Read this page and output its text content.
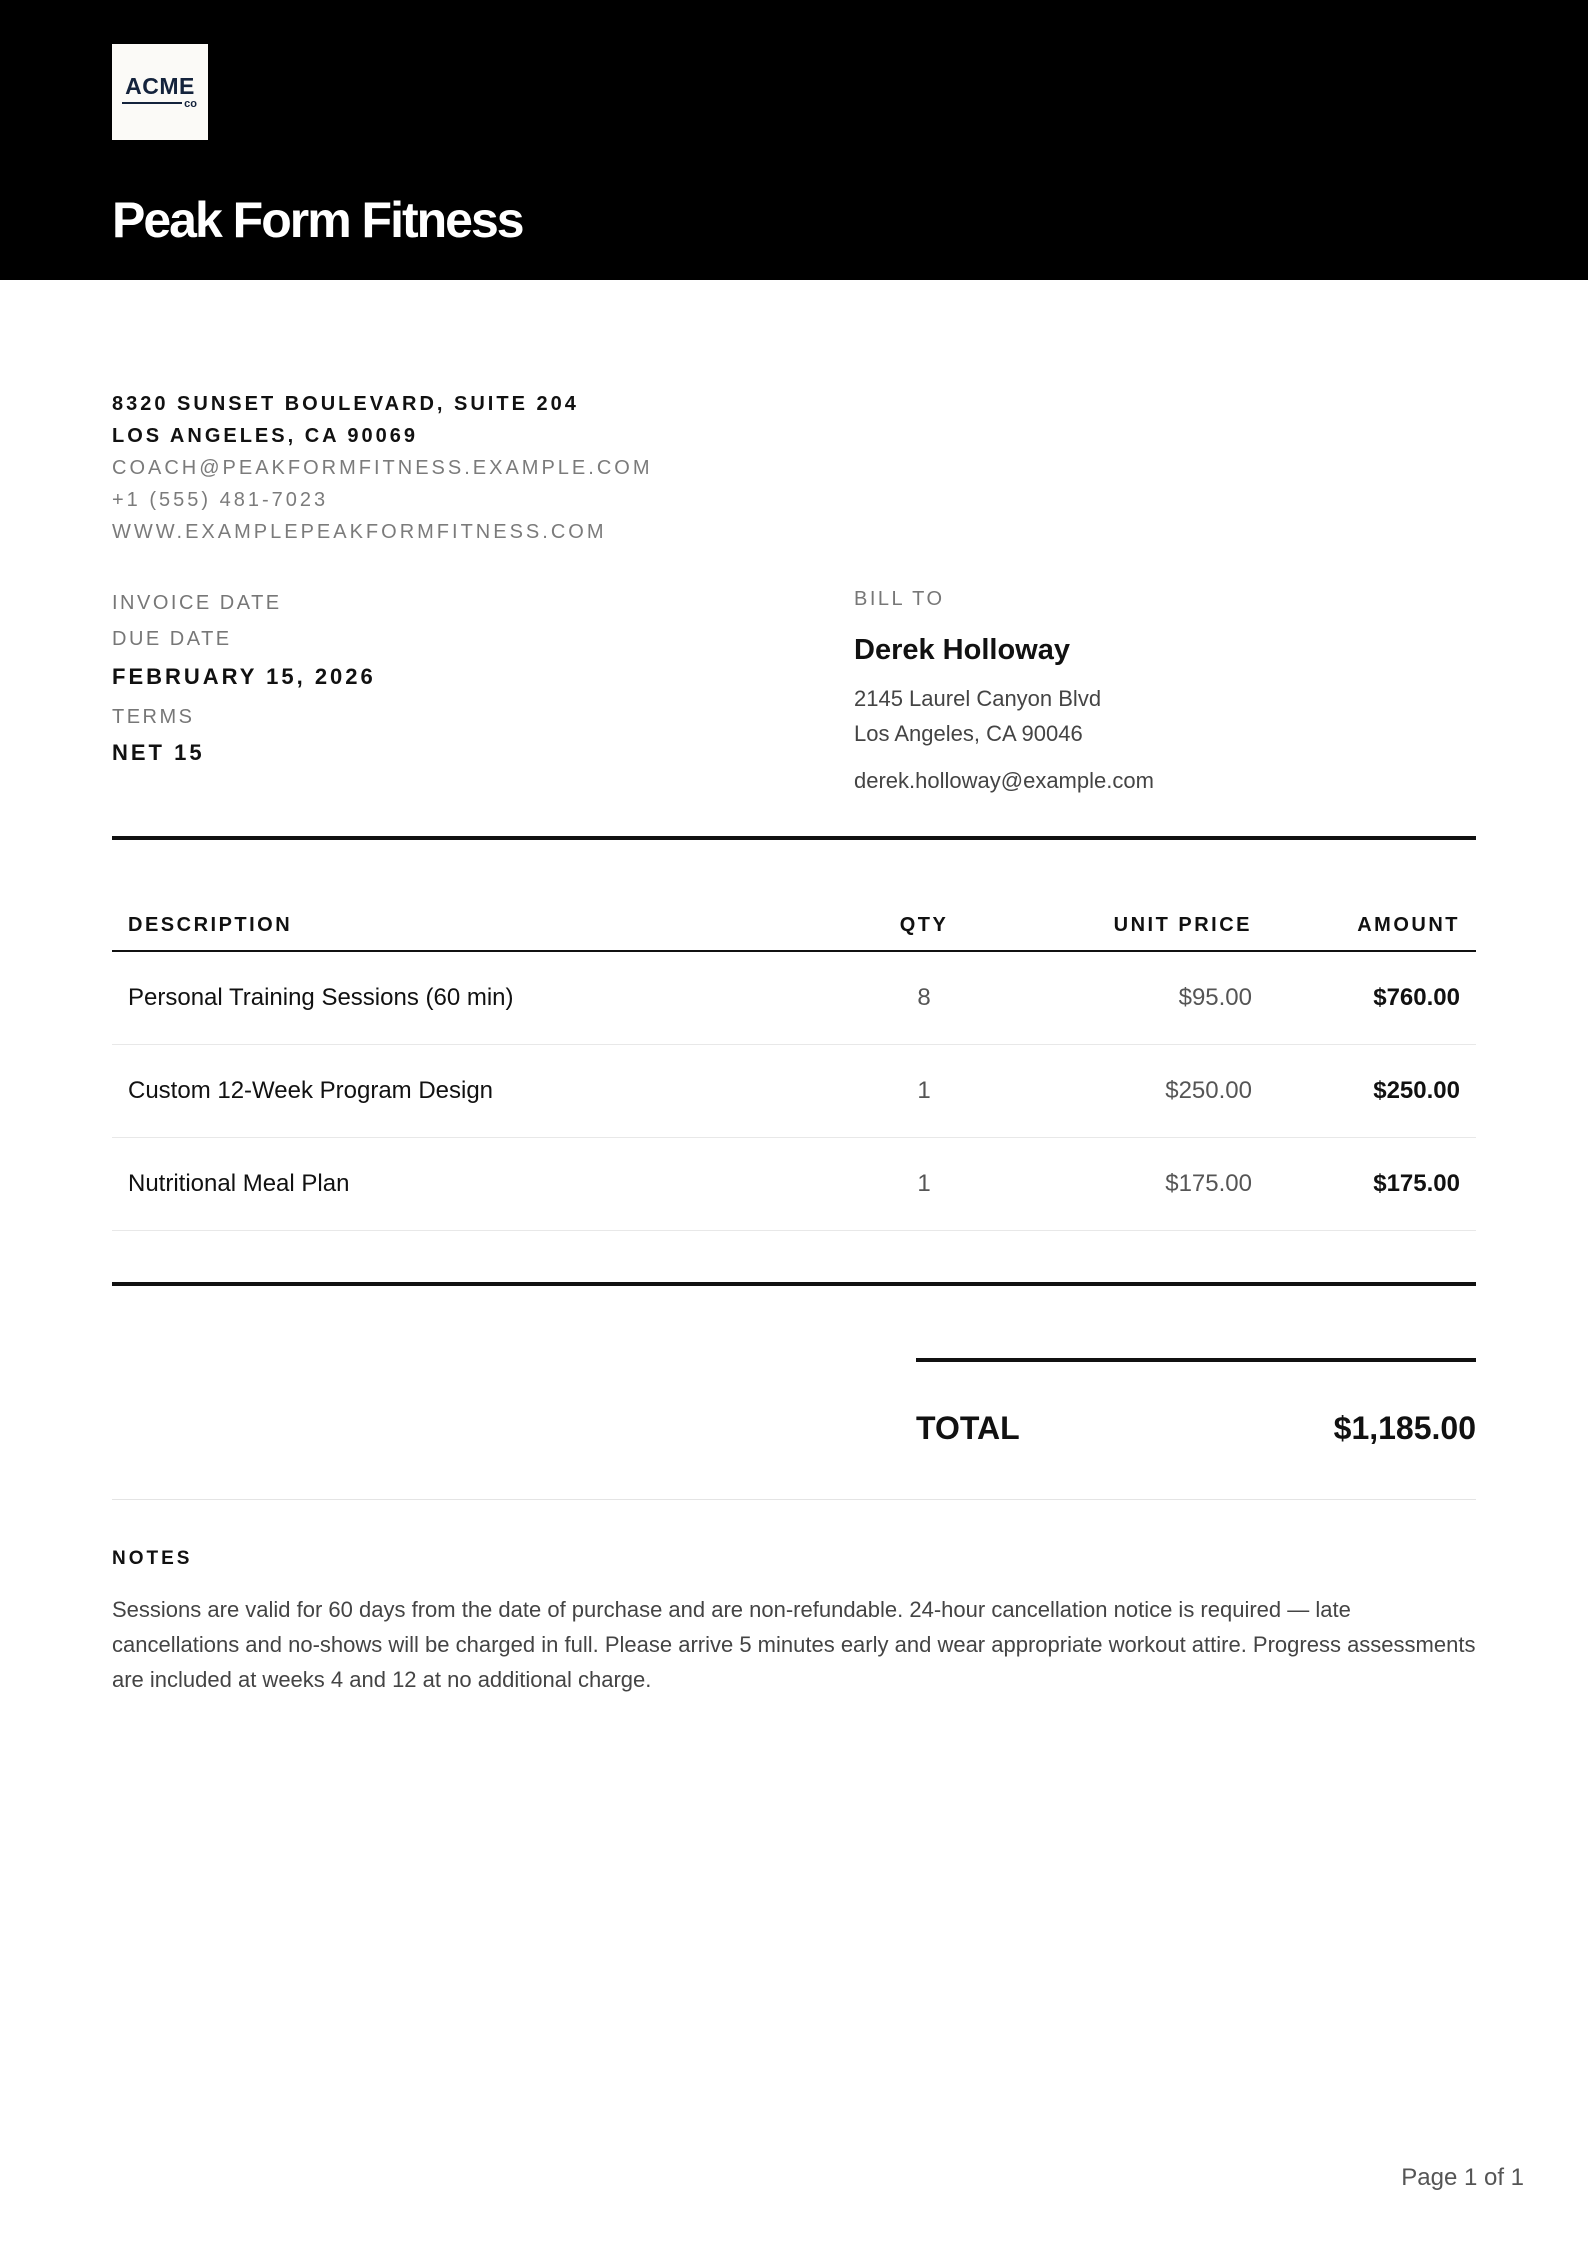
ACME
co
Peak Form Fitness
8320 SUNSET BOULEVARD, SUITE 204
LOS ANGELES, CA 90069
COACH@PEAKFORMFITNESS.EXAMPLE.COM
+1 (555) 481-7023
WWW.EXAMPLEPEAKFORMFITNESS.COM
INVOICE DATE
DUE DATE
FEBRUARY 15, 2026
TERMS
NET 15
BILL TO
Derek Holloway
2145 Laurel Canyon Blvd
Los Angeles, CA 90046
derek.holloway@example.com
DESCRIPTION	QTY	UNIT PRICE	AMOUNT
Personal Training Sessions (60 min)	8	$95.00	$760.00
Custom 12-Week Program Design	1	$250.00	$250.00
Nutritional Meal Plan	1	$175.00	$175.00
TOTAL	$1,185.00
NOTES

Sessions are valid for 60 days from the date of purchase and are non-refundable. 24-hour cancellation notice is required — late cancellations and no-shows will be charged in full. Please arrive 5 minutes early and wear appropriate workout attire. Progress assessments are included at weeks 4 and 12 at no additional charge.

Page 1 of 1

Given instruction — Scan the material above for the string "Sessions" and report each line where you find it.

Result of this task —
Personal Training Sessions (60 min)	8	$95.00	$760.00
Sessions are valid for 60 days from the date of purchase and are non-refundable. 24-hour cancellation notice is required — late cancellations and no-shows will be charged in full. Please arrive 5 minutes early and wear appropriate workout attire. Progress assessments are included at weeks 4 and 12 at no additional charge.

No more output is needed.